>> begin Extracted information
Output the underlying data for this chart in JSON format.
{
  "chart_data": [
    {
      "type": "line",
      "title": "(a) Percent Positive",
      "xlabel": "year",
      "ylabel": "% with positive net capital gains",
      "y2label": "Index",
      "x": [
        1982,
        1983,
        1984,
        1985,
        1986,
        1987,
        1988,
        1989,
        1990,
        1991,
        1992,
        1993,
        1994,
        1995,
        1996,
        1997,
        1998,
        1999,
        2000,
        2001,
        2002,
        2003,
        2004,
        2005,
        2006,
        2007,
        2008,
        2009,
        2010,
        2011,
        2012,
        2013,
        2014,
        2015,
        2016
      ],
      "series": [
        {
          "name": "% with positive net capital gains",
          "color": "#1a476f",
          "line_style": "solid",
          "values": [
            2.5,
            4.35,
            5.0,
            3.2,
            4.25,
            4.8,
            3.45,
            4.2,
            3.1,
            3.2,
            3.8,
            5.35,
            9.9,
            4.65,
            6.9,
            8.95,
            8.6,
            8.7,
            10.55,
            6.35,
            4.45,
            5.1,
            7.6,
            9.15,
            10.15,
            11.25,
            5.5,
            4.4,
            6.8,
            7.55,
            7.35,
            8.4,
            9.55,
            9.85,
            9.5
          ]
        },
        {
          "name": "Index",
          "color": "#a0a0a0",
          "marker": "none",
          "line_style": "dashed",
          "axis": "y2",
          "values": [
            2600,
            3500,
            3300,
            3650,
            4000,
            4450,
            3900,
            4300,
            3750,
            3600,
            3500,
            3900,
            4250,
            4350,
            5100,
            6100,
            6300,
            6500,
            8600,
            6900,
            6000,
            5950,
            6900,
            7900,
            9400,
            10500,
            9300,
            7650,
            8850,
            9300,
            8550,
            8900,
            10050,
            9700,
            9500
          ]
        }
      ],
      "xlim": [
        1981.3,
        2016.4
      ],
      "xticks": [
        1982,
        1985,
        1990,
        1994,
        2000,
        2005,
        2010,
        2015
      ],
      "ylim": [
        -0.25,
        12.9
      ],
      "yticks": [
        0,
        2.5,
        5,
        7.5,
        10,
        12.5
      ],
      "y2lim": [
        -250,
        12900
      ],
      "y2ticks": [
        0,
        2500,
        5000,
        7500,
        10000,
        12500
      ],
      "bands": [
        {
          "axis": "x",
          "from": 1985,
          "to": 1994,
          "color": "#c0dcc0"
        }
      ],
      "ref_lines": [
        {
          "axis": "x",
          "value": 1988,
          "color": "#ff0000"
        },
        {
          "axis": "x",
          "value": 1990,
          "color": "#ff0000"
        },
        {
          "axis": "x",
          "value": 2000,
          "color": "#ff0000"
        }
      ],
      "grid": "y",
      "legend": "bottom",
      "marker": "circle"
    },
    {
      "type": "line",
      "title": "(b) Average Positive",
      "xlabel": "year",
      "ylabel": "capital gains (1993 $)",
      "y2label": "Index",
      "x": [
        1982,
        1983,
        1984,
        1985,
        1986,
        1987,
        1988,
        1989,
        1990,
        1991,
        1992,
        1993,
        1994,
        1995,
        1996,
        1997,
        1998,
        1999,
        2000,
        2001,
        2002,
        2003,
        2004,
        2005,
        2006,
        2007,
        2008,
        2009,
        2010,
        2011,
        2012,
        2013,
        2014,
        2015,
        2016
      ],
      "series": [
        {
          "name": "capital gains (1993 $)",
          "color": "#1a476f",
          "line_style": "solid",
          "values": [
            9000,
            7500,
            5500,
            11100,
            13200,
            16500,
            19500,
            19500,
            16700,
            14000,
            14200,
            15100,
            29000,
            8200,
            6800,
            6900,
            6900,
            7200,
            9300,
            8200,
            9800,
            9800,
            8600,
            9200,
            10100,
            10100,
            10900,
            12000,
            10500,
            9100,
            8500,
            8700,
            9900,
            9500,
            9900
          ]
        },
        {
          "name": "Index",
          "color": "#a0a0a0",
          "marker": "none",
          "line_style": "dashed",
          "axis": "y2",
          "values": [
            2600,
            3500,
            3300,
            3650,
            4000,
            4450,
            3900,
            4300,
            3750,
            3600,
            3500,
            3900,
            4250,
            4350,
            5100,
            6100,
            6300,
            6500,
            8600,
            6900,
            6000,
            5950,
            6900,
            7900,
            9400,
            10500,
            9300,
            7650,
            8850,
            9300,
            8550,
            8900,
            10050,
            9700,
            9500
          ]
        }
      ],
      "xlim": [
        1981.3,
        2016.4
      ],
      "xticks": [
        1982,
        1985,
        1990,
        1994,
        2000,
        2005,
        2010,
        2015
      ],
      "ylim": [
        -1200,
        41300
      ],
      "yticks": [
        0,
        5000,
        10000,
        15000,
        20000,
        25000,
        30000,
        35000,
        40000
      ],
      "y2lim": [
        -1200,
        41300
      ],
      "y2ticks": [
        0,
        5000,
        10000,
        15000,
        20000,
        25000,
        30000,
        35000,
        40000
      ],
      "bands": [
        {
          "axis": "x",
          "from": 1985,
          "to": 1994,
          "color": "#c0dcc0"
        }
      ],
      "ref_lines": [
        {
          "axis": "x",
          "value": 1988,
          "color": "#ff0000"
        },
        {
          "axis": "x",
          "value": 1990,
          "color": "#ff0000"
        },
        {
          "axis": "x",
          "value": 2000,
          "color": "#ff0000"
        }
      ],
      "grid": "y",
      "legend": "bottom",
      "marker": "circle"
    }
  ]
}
>> end Extracted information
What is being asked:
Report how many lines of the records above contain the word "title", and give only that number.

Task response:
2